» PROBLEM STATEMENT
Return the full listing exactly as it is written.

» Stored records
_ _ _ _

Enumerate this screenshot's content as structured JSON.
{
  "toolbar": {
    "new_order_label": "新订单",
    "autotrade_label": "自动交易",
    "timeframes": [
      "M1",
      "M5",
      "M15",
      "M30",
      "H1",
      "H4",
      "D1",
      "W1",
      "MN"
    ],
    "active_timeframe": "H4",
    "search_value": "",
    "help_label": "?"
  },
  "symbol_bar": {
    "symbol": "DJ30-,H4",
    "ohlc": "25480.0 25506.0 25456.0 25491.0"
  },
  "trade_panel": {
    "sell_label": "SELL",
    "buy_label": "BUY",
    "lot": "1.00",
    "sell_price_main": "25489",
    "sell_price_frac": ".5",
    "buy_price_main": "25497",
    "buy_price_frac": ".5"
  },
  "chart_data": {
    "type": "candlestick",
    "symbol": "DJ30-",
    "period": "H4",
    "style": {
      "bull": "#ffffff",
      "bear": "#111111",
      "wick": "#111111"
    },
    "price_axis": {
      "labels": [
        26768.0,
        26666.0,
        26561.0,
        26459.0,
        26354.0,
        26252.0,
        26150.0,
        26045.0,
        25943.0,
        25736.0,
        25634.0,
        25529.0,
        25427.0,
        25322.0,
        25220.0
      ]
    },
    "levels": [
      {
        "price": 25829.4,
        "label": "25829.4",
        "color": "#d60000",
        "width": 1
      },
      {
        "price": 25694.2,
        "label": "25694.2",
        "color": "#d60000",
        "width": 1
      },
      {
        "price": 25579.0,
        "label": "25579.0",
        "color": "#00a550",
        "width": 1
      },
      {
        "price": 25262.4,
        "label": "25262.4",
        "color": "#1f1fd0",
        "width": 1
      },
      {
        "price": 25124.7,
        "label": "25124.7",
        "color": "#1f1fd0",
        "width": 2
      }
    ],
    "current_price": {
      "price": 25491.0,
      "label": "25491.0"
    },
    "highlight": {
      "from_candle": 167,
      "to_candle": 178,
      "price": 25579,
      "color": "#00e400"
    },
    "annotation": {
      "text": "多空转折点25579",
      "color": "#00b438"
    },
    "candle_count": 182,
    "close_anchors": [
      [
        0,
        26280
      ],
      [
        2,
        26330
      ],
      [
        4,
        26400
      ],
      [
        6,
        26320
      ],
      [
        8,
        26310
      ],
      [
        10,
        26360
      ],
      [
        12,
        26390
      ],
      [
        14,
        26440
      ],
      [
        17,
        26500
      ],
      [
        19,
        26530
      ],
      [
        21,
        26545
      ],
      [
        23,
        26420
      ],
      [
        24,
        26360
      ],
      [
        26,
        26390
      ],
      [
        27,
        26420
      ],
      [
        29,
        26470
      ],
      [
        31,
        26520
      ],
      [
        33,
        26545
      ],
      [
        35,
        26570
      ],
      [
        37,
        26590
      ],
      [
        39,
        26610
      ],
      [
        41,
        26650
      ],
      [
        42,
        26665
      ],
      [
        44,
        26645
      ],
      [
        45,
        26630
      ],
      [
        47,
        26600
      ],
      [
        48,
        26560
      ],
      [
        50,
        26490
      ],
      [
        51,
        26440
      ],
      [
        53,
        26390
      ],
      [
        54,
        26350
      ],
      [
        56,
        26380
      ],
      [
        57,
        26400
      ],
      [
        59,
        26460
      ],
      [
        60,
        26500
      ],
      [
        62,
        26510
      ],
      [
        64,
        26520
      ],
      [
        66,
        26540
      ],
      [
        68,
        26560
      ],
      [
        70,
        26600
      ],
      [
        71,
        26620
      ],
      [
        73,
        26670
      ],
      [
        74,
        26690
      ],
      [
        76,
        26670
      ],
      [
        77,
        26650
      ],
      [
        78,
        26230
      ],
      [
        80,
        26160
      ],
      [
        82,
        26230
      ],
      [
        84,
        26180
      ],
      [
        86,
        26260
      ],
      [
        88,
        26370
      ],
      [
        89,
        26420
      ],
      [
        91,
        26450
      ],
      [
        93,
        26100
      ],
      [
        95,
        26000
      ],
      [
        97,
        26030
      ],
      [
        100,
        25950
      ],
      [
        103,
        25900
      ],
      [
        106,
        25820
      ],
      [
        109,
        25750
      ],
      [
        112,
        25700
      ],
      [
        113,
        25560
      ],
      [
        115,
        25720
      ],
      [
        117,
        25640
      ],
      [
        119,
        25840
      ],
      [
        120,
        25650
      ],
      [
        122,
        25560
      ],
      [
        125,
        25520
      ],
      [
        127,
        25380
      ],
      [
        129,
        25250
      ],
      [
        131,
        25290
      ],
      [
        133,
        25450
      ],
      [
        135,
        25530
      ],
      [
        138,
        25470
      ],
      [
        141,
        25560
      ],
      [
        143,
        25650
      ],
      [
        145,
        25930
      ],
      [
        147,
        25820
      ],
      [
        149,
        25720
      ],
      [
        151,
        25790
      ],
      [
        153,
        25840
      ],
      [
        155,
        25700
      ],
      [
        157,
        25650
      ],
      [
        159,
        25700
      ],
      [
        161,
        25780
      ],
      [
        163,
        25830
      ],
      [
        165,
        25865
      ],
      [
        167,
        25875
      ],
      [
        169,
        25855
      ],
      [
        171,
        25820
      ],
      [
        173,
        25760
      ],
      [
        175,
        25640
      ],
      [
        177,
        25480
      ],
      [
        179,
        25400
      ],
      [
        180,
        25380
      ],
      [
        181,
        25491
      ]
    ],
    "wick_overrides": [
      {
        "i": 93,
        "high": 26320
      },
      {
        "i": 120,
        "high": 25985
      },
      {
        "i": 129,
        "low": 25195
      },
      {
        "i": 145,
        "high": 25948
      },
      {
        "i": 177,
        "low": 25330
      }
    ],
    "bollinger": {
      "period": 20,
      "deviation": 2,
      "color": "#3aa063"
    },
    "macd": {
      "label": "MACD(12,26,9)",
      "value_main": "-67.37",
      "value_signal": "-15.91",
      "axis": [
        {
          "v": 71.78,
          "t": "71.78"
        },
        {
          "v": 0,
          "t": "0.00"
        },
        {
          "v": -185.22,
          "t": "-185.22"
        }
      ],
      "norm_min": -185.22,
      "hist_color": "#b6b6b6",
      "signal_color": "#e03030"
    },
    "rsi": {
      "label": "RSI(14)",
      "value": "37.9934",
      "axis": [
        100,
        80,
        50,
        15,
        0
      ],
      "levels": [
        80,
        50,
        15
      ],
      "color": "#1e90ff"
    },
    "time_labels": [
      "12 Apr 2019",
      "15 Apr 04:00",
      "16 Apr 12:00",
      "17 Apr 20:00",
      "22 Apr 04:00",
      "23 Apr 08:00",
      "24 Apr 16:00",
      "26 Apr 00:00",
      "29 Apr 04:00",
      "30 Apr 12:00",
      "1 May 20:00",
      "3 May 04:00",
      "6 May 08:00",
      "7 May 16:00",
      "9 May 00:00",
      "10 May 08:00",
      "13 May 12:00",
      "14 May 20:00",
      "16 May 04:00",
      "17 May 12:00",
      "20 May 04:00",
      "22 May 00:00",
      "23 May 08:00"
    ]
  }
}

_ _ _ _

» EXERCISE OUTPUT
Enumerate this screenshot's content as structured JSON.
{
  "toolbar": {
    "new_order_label": "新订单",
    "autotrade_label": "自动交易",
    "timeframes": [
      "M1",
      "M5",
      "M15",
      "M30",
      "H1",
      "H4",
      "D1",
      "W1",
      "MN"
    ],
    "active_timeframe": "H4",
    "search_value": "",
    "help_label": "?"
  },
  "symbol_bar": {
    "symbol": "DJ30-,H4",
    "ohlc": "25480.0 25506.0 25456.0 25491.0"
  },
  "trade_panel": {
    "sell_label": "SELL",
    "buy_label": "BUY",
    "lot": "1.00",
    "sell_price_main": "25489",
    "sell_price_frac": ".5",
    "buy_price_main": "25497",
    "buy_price_frac": ".5"
  },
  "chart_data": {
    "type": "candlestick",
    "symbol": "DJ30-",
    "period": "H4",
    "style": {
      "bull": "#ffffff",
      "bear": "#111111",
      "wick": "#111111"
    },
    "price_axis": {
      "labels": [
        26768.0,
        26666.0,
        26561.0,
        26459.0,
        26354.0,
        26252.0,
        26150.0,
        26045.0,
        25943.0,
        25736.0,
        25634.0,
        25529.0,
        25427.0,
        25322.0,
        25220.0
      ]
    },
    "levels": [
      {
        "price": 25829.4,
        "label": "25829.4",
        "color": "#d60000",
        "width": 1
      },
      {
        "price": 25694.2,
        "label": "25694.2",
        "color": "#d60000",
        "width": 1
      },
      {
        "price": 25579.0,
        "label": "25579.0",
        "color": "#00a550",
        "width": 1
      },
      {
        "price": 25262.4,
        "label": "25262.4",
        "color": "#1f1fd0",
        "width": 1
      },
      {
        "price": 25124.7,
        "label": "25124.7",
        "color": "#1f1fd0",
        "width": 2
      }
    ],
    "current_price": {
      "price": 25491.0,
      "label": "25491.0"
    },
    "highlight": {
      "from_candle": 167,
      "to_candle": 178,
      "price": 25579,
      "color": "#00e400"
    },
    "annotation": {
      "text": "多空转折点25579",
      "color": "#00b438"
    },
    "candle_count": 182,
    "close_anchors": [
      [
        0,
        26280
      ],
      [
        2,
        26330
      ],
      [
        4,
        26400
      ],
      [
        6,
        26320
      ],
      [
        8,
        26310
      ],
      [
        10,
        26360
      ],
      [
        12,
        26390
      ],
      [
        14,
        26440
      ],
      [
        17,
        26500
      ],
      [
        19,
        26530
      ],
      [
        21,
        26545
      ],
      [
        23,
        26420
      ],
      [
        24,
        26360
      ],
      [
        26,
        26390
      ],
      [
        27,
        26420
      ],
      [
        29,
        26470
      ],
      [
        31,
        26520
      ],
      [
        33,
        26545
      ],
      [
        35,
        26570
      ],
      [
        37,
        26590
      ],
      [
        39,
        26610
      ],
      [
        41,
        26650
      ],
      [
        42,
        26665
      ],
      [
        44,
        26645
      ],
      [
        45,
        26630
      ],
      [
        47,
        26600
      ],
      [
        48,
        26560
      ],
      [
        50,
        26490
      ],
      [
        51,
        26440
      ],
      [
        53,
        26390
      ],
      [
        54,
        26350
      ],
      [
        56,
        26380
      ],
      [
        57,
        26400
      ],
      [
        59,
        26460
      ],
      [
        60,
        26500
      ],
      [
        62,
        26510
      ],
      [
        64,
        26520
      ],
      [
        66,
        26540
      ],
      [
        68,
        26560
      ],
      [
        70,
        26600
      ],
      [
        71,
        26620
      ],
      [
        73,
        26670
      ],
      [
        74,
        26690
      ],
      [
        76,
        26670
      ],
      [
        77,
        26650
      ],
      [
        78,
        26230
      ],
      [
        80,
        26160
      ],
      [
        82,
        26230
      ],
      [
        84,
        26180
      ],
      [
        86,
        26260
      ],
      [
        88,
        26370
      ],
      [
        89,
        26420
      ],
      [
        91,
        26450
      ],
      [
        93,
        26100
      ],
      [
        95,
        26000
      ],
      [
        97,
        26030
      ],
      [
        100,
        25950
      ],
      [
        103,
        25900
      ],
      [
        106,
        25820
      ],
      [
        109,
        25750
      ],
      [
        112,
        25700
      ],
      [
        113,
        25560
      ],
      [
        115,
        25720
      ],
      [
        117,
        25640
      ],
      [
        119,
        25840
      ],
      [
        120,
        25650
      ],
      [
        122,
        25560
      ],
      [
        125,
        25520
      ],
      [
        127,
        25380
      ],
      [
        129,
        25250
      ],
      [
        131,
        25290
      ],
      [
        133,
        25450
      ],
      [
        135,
        25530
      ],
      [
        138,
        25470
      ],
      [
        141,
        25560
      ],
      [
        143,
        25650
      ],
      [
        145,
        25930
      ],
      [
        147,
        25820
      ],
      [
        149,
        25720
      ],
      [
        151,
        25790
      ],
      [
        153,
        25840
      ],
      [
        155,
        25700
      ],
      [
        157,
        25650
      ],
      [
        159,
        25700
      ],
      [
        161,
        25780
      ],
      [
        163,
        25830
      ],
      [
        165,
        25865
      ],
      [
        167,
        25875
      ],
      [
        169,
        25855
      ],
      [
        171,
        25820
      ],
      [
        173,
        25760
      ],
      [
        175,
        25640
      ],
      [
        177,
        25480
      ],
      [
        179,
        25400
      ],
      [
        180,
        25380
      ],
      [
        181,
        25491
      ]
    ],
    "wick_overrides": [
      {
        "i": 93,
        "high": 26320
      },
      {
        "i": 120,
        "high": 25985
      },
      {
        "i": 129,
        "low": 25195
      },
      {
        "i": 145,
        "high": 25948
      },
      {
        "i": 177,
        "low": 25330
      }
    ],
    "bollinger": {
      "period": 20,
      "deviation": 2,
      "color": "#3aa063"
    },
    "macd": {
      "label": "MACD(12,26,9)",
      "value_main": "-67.37",
      "value_signal": "-15.91",
      "axis": [
        {
          "v": 71.78,
          "t": "71.78"
        },
        {
          "v": 0,
          "t": "0.00"
        },
        {
          "v": -185.22,
          "t": "-185.22"
        }
      ],
      "norm_min": -185.22,
      "hist_color": "#b6b6b6",
      "signal_color": "#e03030"
    },
    "rsi": {
      "label": "RSI(14)",
      "value": "37.9934",
      "axis": [
        100,
        80,
        50,
        15,
        0
      ],
      "levels": [
        80,
        50,
        15
      ],
      "color": "#1e90ff"
    },
    "time_labels": [
      "12 Apr 2019",
      "15 Apr 04:00",
      "16 Apr 12:00",
      "17 Apr 20:00",
      "22 Apr 04:00",
      "23 Apr 08:00",
      "24 Apr 16:00",
      "26 Apr 00:00",
      "29 Apr 04:00",
      "30 Apr 12:00",
      "1 May 20:00",
      "3 May 04:00",
      "6 May 08:00",
      "7 May 16:00",
      "9 May 00:00",
      "10 May 08:00",
      "13 May 12:00",
      "14 May 20:00",
      "16 May 04:00",
      "17 May 12:00",
      "20 May 04:00",
      "22 May 00:00",
      "23 May 08:00"
    ]
  }
}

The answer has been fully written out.